Goal
Tell how many lines contain the word "damage". Reply with the number only.

(Data records)
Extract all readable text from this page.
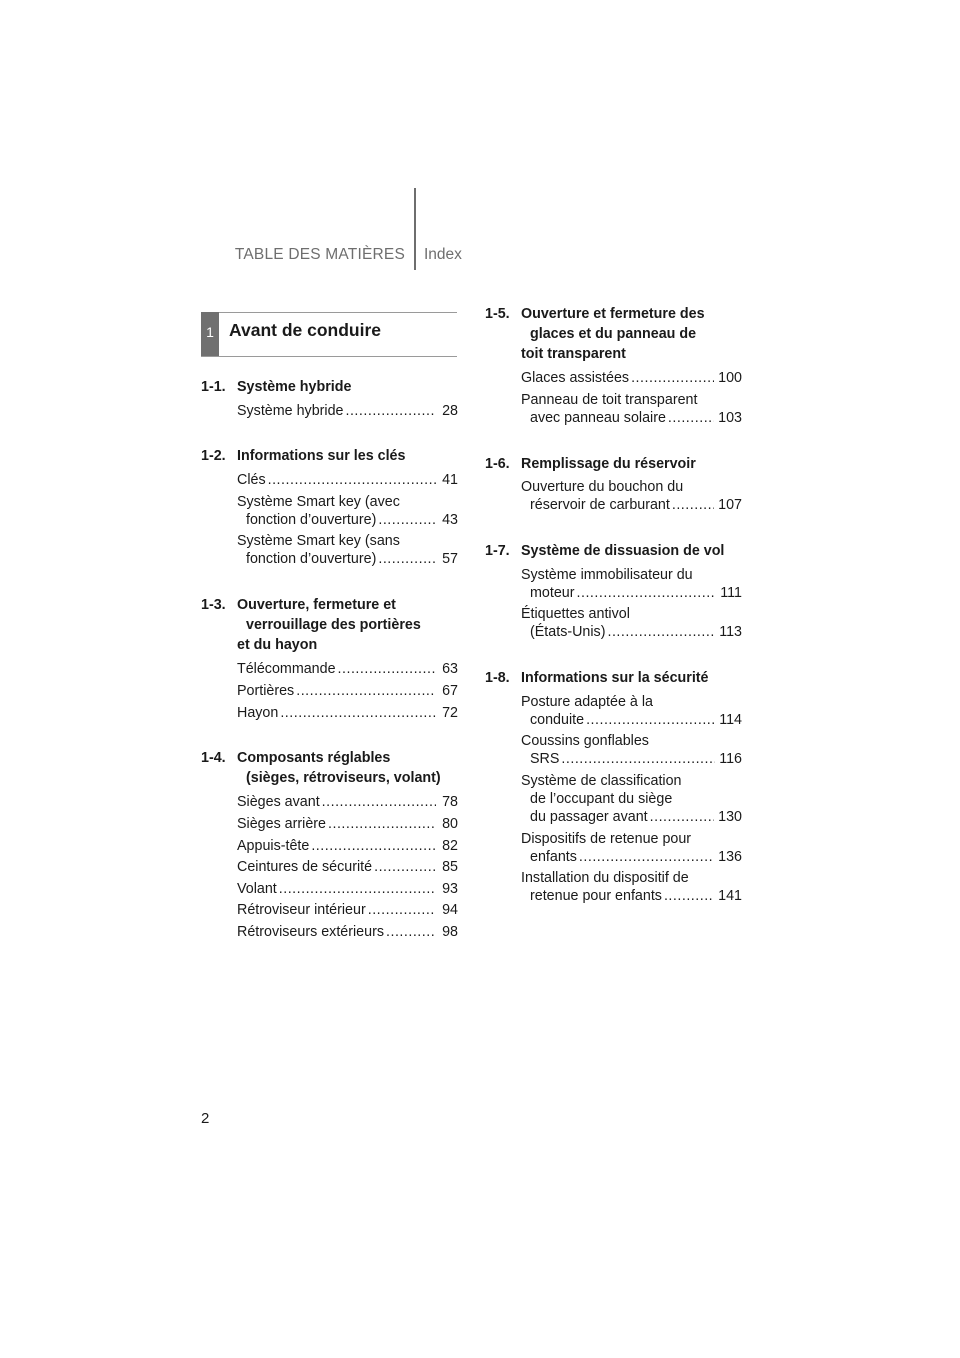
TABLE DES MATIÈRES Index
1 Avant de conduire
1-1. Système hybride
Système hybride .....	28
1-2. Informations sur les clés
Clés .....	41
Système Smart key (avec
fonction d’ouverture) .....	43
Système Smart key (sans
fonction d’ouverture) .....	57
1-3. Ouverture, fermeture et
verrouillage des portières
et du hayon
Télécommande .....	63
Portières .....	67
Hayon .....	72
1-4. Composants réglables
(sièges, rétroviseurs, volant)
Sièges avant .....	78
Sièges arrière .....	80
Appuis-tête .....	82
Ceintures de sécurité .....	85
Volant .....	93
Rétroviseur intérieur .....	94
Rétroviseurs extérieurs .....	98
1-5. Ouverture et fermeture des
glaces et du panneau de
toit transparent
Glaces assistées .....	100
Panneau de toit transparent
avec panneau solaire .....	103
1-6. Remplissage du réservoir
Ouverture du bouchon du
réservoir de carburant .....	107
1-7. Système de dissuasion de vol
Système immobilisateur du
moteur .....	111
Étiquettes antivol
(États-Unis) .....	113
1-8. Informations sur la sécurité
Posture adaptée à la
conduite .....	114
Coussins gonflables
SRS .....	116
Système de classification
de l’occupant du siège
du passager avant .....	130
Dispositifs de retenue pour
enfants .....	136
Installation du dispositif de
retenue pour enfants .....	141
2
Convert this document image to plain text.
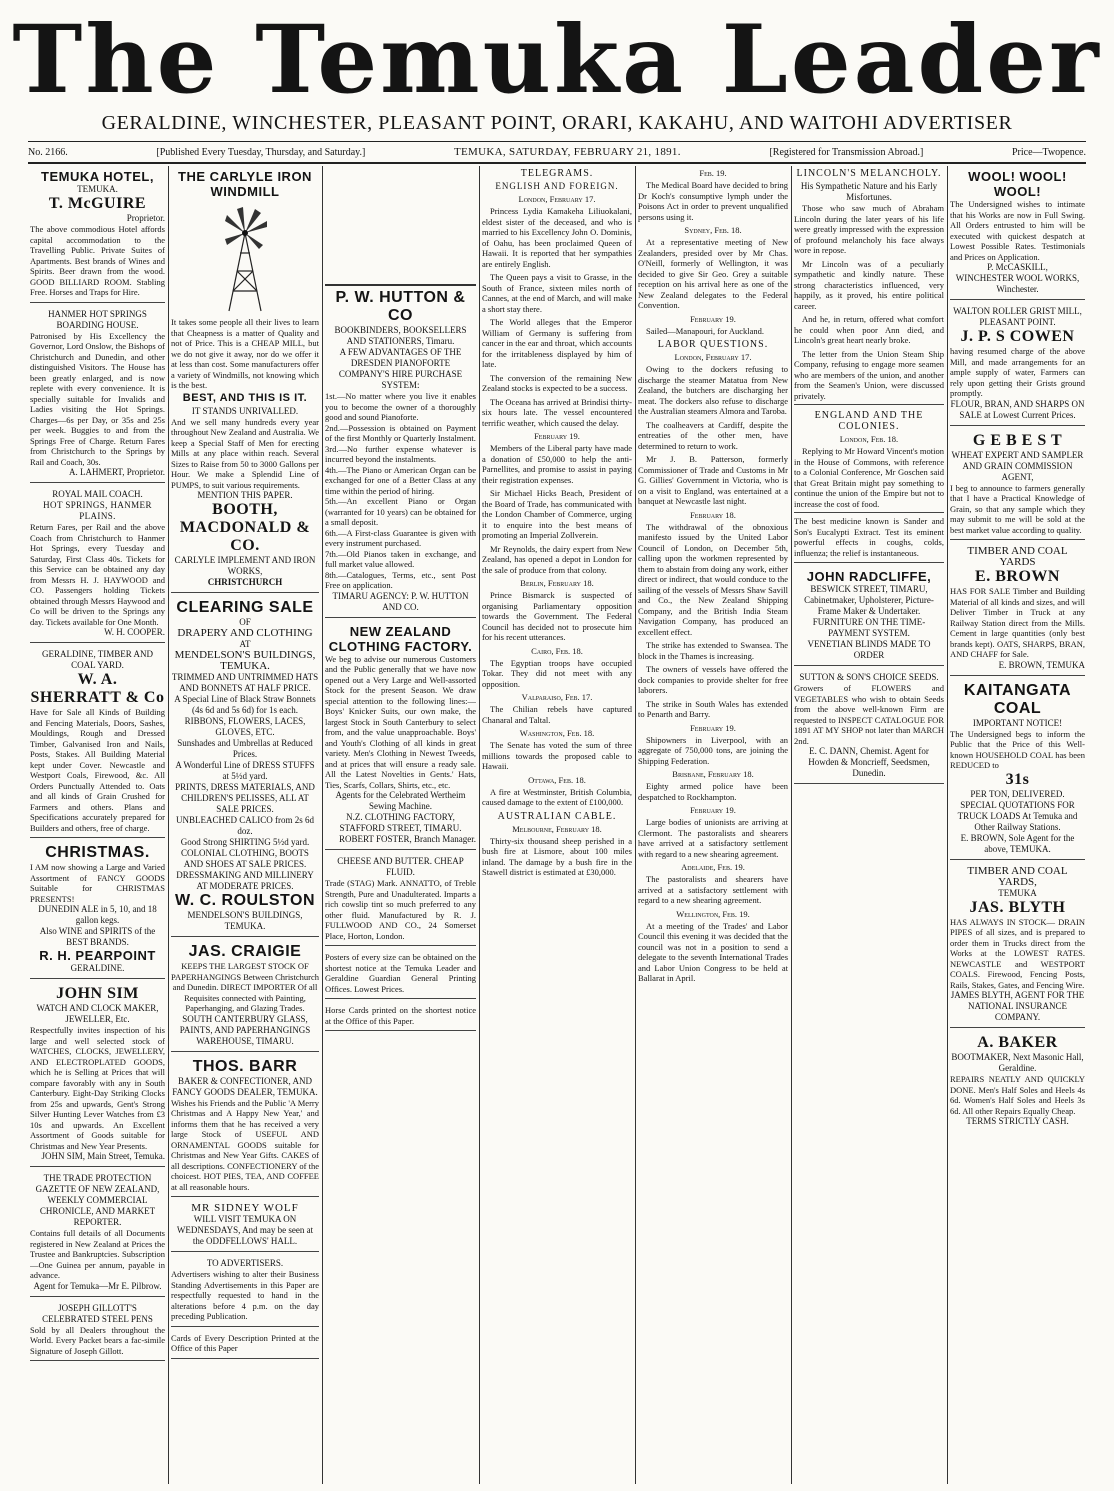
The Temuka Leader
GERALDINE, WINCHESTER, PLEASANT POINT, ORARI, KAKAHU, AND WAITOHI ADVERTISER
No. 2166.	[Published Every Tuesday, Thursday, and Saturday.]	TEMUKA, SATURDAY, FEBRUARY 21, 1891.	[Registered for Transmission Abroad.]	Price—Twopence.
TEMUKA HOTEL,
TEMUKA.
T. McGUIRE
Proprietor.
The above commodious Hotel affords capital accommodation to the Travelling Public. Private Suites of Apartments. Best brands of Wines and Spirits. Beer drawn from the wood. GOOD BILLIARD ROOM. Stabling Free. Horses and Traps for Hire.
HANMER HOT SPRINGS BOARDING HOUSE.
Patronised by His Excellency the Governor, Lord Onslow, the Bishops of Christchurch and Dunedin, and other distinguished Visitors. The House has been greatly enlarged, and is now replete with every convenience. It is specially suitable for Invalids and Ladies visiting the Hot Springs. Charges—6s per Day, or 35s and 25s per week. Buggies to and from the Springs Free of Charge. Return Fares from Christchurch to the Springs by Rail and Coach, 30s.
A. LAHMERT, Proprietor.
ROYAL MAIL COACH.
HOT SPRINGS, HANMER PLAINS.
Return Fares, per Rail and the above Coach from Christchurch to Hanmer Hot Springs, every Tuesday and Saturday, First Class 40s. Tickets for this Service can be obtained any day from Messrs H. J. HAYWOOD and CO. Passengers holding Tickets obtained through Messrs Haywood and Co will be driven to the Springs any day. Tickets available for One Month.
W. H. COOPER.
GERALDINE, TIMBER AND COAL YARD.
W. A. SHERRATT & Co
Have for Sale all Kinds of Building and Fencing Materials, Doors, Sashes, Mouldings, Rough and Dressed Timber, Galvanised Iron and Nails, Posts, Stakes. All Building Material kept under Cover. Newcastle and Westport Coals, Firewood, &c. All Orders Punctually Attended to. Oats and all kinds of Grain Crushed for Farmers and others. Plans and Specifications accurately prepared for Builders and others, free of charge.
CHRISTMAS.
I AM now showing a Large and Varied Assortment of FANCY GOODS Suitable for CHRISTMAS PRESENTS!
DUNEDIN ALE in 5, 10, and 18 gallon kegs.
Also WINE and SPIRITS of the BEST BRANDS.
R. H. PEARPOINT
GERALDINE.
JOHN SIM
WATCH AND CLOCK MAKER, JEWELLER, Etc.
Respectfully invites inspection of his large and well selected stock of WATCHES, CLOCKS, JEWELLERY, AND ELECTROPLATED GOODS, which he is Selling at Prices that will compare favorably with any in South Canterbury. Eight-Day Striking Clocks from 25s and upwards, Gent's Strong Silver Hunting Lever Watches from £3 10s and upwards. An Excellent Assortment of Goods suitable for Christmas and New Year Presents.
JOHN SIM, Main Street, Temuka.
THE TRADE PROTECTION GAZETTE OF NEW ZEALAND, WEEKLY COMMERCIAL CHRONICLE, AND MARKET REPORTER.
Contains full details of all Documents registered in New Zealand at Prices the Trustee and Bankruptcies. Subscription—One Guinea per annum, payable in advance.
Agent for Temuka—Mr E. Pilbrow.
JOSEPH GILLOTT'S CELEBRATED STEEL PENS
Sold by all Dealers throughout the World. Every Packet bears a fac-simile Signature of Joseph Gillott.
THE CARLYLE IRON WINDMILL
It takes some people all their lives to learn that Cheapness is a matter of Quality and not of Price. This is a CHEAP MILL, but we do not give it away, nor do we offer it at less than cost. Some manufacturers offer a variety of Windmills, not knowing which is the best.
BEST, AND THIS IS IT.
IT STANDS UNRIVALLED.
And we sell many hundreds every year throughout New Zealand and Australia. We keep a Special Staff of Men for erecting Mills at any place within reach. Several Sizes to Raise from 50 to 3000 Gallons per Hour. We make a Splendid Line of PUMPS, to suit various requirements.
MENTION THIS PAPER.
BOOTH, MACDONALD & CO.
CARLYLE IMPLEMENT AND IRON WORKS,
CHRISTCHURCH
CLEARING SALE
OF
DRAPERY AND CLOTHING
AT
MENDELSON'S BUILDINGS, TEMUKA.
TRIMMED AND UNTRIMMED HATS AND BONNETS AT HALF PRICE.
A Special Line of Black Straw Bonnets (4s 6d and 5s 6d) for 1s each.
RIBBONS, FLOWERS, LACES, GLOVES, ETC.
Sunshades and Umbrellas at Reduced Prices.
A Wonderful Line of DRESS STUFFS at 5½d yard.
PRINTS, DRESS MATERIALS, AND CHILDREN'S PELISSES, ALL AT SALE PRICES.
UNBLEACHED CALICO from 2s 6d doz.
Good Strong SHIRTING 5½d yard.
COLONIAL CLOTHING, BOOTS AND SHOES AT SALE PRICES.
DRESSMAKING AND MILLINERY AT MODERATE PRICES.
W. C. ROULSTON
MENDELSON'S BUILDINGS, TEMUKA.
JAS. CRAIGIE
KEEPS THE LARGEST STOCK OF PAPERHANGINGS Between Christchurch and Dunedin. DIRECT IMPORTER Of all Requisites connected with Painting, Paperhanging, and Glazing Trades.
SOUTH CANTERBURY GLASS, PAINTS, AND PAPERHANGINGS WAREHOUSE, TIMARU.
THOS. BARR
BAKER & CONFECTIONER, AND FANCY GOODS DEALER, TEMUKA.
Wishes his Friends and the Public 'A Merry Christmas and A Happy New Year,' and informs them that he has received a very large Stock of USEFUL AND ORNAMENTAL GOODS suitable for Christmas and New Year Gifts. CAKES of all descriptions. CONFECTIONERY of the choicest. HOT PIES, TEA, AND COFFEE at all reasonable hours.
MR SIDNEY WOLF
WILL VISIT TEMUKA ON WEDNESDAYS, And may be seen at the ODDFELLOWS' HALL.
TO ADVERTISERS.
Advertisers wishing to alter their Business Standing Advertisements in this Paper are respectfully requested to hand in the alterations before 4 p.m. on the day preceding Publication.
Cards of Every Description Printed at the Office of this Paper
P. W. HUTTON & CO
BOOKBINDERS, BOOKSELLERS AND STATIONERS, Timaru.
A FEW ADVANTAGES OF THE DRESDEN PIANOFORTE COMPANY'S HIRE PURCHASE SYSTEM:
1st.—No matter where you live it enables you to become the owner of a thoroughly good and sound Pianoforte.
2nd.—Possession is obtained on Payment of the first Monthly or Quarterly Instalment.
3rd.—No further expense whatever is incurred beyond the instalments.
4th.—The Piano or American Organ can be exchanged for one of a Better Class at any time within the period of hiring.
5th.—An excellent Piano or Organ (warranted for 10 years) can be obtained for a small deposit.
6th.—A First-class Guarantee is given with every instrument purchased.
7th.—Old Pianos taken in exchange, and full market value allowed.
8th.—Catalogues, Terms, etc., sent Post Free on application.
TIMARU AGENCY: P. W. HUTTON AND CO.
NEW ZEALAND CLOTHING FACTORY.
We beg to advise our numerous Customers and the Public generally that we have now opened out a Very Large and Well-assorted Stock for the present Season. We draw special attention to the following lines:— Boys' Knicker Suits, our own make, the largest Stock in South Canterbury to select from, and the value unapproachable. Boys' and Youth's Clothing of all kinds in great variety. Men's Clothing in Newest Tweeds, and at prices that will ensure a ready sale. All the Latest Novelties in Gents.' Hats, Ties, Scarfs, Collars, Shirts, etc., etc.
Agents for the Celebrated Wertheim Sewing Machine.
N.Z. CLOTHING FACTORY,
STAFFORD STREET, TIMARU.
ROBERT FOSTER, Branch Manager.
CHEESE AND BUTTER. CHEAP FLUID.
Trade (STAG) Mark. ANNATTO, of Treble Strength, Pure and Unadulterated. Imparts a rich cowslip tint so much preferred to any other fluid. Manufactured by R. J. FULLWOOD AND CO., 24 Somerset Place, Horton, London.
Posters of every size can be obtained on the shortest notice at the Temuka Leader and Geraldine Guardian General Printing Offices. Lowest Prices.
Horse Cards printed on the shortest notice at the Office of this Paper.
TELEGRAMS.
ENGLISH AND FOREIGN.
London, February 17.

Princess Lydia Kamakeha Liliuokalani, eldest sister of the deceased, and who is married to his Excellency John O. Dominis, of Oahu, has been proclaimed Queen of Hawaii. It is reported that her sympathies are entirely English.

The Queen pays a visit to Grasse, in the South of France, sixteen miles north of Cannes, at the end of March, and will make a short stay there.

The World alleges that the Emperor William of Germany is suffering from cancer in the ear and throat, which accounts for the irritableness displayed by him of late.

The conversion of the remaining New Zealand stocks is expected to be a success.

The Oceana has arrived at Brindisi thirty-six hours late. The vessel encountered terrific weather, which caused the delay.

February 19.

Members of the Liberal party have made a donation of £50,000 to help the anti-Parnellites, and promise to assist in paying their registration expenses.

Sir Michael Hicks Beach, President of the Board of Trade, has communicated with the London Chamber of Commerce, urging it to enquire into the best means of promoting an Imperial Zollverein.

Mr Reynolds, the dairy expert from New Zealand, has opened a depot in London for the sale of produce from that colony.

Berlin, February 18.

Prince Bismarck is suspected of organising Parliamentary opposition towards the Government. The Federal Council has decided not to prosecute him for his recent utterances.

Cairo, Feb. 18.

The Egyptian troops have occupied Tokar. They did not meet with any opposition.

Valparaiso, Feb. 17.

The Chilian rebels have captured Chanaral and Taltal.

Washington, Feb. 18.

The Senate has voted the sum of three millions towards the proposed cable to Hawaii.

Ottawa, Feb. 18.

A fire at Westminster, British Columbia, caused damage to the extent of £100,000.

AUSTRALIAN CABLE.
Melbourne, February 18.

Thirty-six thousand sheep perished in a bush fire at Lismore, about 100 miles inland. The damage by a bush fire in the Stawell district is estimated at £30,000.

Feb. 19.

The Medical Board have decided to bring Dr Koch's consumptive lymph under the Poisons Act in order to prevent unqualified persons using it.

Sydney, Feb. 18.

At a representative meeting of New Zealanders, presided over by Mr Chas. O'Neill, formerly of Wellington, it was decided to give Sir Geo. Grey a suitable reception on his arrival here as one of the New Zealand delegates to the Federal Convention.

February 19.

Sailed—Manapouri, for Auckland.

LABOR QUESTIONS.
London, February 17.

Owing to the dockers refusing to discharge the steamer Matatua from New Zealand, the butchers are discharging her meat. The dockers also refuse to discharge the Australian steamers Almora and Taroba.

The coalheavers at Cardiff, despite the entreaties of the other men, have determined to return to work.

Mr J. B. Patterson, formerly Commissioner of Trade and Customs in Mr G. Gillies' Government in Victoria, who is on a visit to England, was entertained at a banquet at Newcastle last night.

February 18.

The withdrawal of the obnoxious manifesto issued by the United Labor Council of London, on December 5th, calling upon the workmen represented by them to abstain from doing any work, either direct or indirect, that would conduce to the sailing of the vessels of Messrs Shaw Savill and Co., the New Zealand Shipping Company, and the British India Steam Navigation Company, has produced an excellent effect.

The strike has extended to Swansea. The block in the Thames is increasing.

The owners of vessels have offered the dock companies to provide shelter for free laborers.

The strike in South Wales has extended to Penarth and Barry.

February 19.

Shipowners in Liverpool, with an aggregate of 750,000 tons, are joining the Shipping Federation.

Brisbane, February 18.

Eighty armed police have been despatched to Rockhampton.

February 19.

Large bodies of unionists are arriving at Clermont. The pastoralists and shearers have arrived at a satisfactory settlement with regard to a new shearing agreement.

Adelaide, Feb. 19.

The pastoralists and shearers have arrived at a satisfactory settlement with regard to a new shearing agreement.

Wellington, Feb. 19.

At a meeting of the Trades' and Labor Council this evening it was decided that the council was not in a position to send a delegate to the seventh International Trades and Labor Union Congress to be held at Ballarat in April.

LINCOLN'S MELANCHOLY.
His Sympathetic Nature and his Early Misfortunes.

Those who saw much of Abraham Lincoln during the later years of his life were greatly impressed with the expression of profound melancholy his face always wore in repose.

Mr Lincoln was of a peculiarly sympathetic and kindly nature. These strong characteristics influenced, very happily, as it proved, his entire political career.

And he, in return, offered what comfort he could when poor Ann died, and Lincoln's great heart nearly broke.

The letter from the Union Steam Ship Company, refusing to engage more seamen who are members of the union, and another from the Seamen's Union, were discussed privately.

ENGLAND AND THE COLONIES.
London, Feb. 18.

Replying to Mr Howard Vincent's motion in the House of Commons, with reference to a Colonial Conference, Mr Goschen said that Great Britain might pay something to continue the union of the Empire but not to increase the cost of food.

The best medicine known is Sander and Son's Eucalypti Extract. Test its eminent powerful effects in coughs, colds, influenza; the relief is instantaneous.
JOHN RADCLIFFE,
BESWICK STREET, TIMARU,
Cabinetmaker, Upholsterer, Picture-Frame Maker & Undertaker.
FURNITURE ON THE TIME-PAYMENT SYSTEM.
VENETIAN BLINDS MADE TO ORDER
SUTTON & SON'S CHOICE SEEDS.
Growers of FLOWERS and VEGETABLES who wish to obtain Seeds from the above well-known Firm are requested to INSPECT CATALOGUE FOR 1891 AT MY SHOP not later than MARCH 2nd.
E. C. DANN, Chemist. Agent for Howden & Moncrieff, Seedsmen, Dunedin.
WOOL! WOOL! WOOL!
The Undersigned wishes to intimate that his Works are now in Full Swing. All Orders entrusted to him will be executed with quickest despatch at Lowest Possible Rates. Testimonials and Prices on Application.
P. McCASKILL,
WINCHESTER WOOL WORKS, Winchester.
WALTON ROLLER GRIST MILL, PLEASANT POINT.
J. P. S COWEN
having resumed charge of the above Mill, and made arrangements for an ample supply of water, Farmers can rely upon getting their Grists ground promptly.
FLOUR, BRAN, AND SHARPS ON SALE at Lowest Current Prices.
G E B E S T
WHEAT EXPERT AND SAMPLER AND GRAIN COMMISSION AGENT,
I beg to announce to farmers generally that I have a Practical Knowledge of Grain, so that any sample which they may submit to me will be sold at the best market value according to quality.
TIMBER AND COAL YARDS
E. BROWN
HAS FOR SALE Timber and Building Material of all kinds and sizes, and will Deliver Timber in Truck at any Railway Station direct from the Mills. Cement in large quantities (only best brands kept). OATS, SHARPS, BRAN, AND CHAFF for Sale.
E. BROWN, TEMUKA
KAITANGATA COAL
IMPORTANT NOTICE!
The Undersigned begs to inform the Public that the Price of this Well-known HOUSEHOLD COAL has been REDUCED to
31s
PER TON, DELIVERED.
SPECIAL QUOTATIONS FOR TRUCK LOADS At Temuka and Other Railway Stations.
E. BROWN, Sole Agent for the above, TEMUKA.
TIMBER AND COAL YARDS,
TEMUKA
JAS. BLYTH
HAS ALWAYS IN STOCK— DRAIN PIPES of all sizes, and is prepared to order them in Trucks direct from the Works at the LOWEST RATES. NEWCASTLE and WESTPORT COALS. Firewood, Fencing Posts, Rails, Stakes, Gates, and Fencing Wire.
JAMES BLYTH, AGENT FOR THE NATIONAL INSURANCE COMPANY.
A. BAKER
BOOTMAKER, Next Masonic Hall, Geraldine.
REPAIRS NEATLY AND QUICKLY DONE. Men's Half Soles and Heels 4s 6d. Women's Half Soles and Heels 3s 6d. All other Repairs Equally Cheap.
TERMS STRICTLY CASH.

Final result
2